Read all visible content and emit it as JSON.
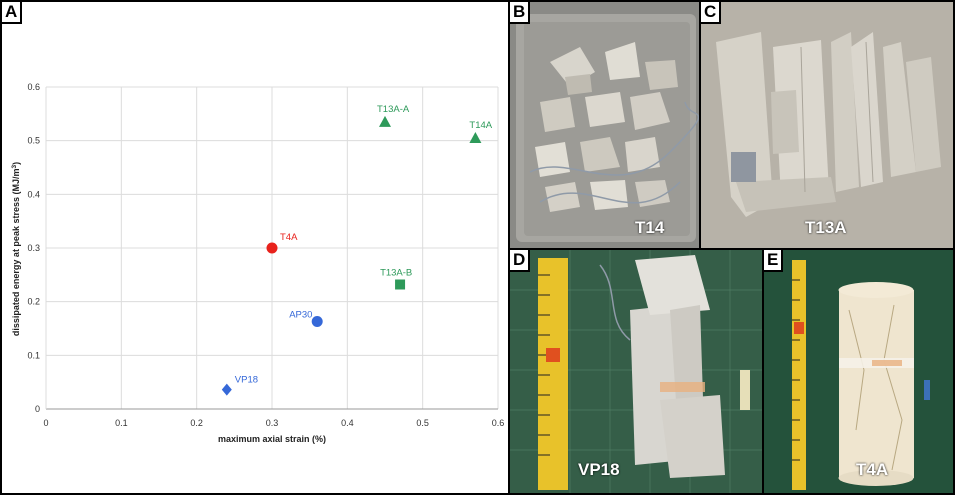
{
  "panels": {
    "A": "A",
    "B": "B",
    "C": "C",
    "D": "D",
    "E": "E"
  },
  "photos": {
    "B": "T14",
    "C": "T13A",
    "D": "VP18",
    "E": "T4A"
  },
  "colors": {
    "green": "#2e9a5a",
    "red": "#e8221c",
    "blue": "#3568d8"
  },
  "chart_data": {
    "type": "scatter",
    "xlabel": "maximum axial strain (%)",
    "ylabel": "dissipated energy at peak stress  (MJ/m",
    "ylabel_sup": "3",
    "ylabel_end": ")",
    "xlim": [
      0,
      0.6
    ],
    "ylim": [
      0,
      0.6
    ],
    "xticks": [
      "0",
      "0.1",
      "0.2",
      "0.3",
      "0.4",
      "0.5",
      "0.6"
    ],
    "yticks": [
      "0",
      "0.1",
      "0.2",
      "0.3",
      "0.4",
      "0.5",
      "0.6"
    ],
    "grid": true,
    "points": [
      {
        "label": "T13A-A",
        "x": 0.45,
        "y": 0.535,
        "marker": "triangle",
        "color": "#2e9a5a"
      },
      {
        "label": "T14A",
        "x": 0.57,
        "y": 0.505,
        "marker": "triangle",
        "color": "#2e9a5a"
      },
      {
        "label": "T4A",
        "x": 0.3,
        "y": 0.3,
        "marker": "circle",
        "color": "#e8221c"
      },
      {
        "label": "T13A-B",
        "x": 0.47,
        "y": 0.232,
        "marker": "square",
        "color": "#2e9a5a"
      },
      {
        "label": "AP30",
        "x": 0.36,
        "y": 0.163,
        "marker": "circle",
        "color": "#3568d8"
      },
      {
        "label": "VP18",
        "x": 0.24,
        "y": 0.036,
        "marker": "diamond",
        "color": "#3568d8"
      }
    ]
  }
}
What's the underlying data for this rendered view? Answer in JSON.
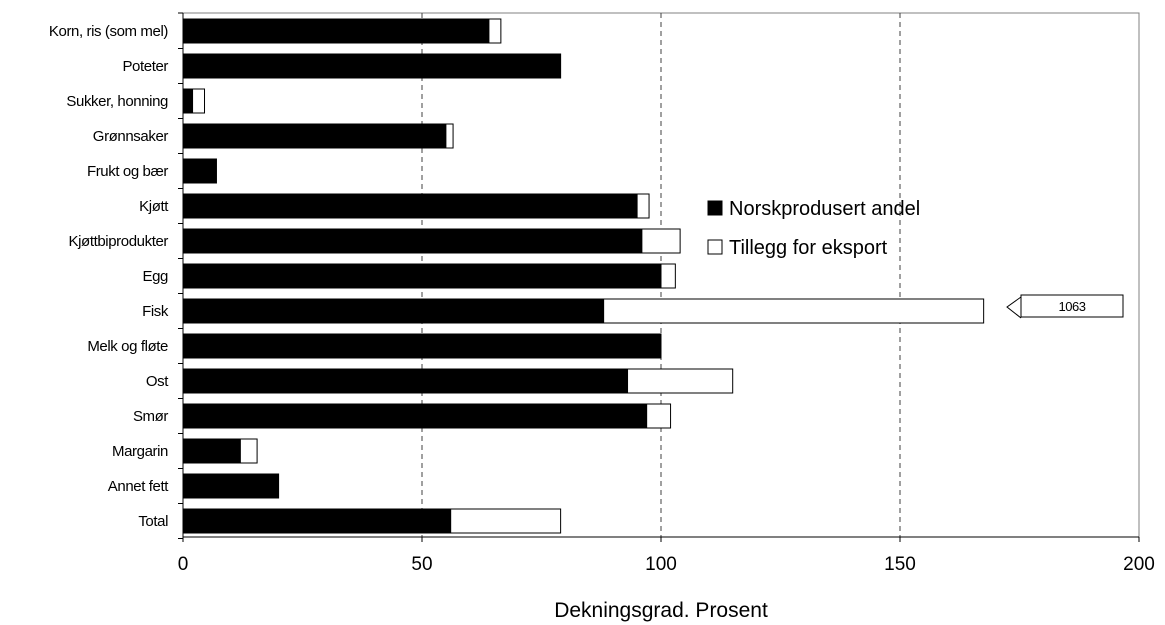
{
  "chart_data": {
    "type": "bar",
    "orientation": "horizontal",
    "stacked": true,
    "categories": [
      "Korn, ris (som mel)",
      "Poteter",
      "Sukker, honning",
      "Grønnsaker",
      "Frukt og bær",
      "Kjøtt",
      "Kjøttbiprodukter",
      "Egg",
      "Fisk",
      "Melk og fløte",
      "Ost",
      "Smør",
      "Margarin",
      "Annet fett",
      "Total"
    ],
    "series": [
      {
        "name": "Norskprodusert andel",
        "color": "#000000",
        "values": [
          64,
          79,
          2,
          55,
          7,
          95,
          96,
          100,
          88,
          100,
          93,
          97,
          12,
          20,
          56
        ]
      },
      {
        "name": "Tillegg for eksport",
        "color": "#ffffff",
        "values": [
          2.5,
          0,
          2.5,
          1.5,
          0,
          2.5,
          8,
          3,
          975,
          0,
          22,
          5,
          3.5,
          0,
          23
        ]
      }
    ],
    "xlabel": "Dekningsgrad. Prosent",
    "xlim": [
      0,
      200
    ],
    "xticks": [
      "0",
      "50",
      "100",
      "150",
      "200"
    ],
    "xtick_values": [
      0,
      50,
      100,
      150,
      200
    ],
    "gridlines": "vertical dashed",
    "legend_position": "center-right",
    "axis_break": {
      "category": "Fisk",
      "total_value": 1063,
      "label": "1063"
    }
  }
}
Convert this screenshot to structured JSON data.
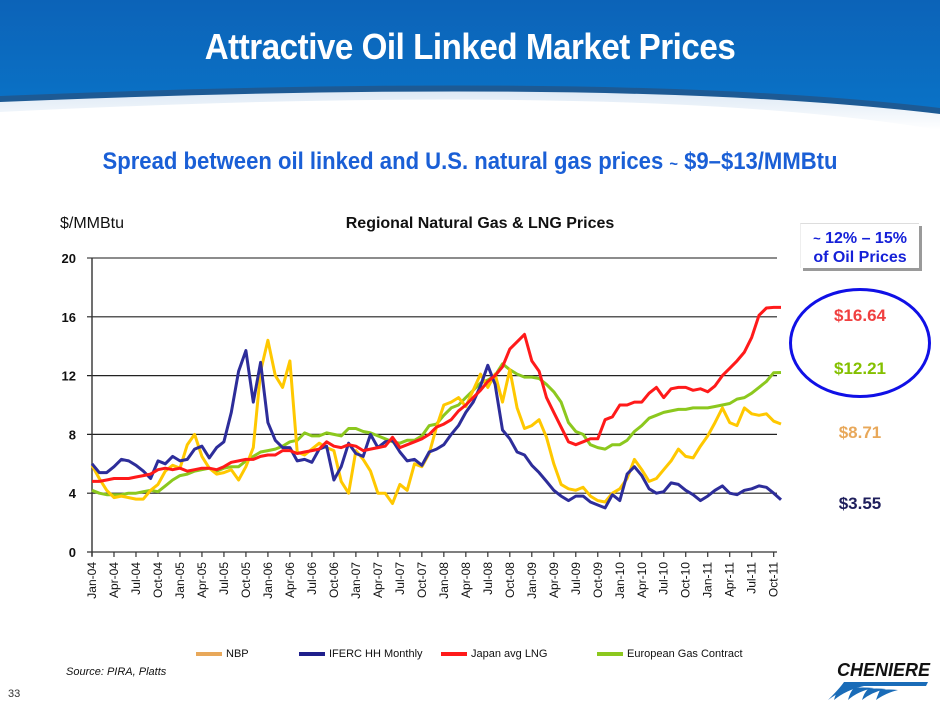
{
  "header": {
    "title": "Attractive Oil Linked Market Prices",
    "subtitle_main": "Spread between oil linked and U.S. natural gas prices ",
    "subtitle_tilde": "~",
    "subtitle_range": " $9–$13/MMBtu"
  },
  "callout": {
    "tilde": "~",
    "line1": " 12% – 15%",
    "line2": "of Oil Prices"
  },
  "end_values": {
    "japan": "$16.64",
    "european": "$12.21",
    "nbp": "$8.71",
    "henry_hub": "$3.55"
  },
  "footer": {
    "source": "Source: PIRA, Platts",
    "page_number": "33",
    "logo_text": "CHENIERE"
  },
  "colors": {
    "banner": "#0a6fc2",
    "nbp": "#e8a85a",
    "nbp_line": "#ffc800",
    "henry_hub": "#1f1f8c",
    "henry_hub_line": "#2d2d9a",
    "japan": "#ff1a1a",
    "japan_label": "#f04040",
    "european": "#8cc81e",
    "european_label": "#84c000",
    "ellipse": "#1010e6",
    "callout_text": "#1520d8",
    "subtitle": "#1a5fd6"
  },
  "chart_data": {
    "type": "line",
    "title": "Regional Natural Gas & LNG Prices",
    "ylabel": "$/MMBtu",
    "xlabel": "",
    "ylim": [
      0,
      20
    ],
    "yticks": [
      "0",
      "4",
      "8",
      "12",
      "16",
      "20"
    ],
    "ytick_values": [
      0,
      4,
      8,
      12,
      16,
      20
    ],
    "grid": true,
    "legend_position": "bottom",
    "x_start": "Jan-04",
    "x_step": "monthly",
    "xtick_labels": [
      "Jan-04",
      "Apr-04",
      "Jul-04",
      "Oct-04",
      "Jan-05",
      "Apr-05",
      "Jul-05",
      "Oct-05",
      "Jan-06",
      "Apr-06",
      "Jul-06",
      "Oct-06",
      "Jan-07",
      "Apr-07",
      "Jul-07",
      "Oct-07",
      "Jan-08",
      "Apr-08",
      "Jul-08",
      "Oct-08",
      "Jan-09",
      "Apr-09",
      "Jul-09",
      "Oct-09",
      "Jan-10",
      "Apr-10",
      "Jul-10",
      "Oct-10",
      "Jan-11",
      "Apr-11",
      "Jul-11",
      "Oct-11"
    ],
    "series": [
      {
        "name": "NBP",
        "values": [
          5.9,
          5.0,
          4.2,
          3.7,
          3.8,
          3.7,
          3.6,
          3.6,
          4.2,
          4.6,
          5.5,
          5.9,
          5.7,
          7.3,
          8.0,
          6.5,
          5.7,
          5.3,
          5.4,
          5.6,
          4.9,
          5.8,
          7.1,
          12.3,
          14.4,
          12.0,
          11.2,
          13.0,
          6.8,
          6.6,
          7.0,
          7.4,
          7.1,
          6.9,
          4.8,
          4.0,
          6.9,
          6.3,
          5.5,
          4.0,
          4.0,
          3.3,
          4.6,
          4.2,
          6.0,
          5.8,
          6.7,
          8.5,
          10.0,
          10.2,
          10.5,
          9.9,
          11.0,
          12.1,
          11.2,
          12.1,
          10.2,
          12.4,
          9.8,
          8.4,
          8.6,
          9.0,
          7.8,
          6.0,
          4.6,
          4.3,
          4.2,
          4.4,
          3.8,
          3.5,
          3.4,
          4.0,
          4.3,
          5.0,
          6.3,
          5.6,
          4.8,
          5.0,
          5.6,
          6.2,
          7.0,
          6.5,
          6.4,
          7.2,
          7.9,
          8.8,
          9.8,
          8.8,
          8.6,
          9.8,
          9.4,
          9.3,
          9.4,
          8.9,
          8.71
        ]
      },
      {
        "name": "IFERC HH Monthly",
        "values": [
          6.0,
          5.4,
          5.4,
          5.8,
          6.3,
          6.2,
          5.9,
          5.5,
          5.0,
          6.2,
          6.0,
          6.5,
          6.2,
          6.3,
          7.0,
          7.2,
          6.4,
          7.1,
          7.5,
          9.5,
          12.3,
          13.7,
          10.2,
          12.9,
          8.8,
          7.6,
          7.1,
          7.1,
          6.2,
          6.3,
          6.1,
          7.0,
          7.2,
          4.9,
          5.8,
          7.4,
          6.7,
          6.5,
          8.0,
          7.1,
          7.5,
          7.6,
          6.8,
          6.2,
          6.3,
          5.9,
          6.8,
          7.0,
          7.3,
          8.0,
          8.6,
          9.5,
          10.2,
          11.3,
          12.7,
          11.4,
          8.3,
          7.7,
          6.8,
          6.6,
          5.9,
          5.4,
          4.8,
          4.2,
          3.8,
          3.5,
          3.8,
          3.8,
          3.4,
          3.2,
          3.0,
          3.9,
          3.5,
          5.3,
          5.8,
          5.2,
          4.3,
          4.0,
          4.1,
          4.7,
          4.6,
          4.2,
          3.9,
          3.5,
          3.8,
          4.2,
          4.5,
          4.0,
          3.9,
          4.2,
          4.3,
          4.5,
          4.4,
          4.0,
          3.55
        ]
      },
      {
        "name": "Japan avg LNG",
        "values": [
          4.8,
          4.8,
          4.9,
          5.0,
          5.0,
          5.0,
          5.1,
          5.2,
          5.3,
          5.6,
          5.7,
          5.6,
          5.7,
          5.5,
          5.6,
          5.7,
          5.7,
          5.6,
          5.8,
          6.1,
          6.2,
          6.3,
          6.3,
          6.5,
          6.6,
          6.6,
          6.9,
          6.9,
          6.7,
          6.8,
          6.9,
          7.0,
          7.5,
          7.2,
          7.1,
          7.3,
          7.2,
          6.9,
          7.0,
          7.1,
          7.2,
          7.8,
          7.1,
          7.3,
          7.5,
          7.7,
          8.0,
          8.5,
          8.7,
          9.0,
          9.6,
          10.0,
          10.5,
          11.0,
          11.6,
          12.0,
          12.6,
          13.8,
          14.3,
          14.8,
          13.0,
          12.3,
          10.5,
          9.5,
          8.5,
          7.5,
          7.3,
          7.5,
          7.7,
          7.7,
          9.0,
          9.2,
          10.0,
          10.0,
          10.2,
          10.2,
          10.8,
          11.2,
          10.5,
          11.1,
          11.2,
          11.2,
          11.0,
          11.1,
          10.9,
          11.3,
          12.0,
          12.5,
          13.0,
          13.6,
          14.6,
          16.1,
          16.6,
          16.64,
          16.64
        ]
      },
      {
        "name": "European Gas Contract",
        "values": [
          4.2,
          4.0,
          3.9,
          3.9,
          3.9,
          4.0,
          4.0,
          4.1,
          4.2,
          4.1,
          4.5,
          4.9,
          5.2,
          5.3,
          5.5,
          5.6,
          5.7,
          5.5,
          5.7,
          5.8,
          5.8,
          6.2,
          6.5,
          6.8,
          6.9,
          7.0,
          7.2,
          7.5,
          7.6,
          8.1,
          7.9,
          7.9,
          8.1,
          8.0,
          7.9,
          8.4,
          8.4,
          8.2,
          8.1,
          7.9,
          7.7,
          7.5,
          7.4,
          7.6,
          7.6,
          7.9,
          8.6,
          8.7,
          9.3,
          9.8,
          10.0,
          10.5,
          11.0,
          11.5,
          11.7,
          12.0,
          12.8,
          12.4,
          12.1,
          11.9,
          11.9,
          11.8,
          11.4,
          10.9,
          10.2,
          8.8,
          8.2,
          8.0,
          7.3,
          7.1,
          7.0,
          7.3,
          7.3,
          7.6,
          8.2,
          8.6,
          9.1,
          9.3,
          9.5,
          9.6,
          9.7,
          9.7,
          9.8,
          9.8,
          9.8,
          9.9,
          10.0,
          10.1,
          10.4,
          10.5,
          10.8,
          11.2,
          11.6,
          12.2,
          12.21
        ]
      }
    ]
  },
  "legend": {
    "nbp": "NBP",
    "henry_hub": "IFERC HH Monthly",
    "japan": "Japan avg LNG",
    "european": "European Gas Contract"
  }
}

◇ ◇ ◇

* **Problem to work on**: Read the entries and show each line that mentions "this".

* **Correct result**:
What's the underlying data for this rendered view? Answer in JSON.
Convert this screenshot to structured JSON data.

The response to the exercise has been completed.